- Aim
Look through the listing for the word "North". Copy each line that has it.
— Start Working data —
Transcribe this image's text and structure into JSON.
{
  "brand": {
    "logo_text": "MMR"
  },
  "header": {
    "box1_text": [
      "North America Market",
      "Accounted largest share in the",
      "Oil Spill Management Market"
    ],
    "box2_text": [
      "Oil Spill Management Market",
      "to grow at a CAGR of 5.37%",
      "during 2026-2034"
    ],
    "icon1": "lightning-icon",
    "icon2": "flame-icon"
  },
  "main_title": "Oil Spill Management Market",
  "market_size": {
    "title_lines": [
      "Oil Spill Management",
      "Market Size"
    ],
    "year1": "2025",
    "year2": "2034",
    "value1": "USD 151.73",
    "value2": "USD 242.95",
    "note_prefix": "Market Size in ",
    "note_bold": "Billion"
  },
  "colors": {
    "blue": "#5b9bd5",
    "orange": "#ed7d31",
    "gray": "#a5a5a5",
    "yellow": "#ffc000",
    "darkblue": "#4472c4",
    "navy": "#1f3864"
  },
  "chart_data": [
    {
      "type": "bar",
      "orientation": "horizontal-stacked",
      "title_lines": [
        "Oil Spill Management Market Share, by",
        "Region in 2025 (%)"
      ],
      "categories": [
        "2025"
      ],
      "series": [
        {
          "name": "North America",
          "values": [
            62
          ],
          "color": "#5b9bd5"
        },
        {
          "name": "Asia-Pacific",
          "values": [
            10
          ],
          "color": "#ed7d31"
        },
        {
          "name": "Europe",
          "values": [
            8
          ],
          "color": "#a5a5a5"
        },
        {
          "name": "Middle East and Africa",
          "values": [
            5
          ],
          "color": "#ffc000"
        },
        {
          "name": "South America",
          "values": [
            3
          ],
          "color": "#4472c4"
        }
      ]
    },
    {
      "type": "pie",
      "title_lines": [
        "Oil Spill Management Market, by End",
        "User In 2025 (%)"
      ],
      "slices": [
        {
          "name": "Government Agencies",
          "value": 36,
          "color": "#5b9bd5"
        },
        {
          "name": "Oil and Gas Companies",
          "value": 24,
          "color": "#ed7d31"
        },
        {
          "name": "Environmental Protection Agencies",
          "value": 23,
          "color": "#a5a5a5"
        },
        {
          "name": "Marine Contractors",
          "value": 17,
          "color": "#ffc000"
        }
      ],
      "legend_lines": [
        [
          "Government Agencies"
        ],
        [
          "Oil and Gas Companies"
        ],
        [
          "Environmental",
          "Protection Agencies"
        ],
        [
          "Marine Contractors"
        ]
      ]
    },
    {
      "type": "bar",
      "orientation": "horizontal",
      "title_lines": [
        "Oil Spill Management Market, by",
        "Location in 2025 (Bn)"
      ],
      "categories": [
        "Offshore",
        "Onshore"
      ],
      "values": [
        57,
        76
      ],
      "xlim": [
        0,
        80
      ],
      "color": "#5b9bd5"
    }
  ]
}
— End Working data —
- Answer for the task
      "North America Market",
          "name": "North America",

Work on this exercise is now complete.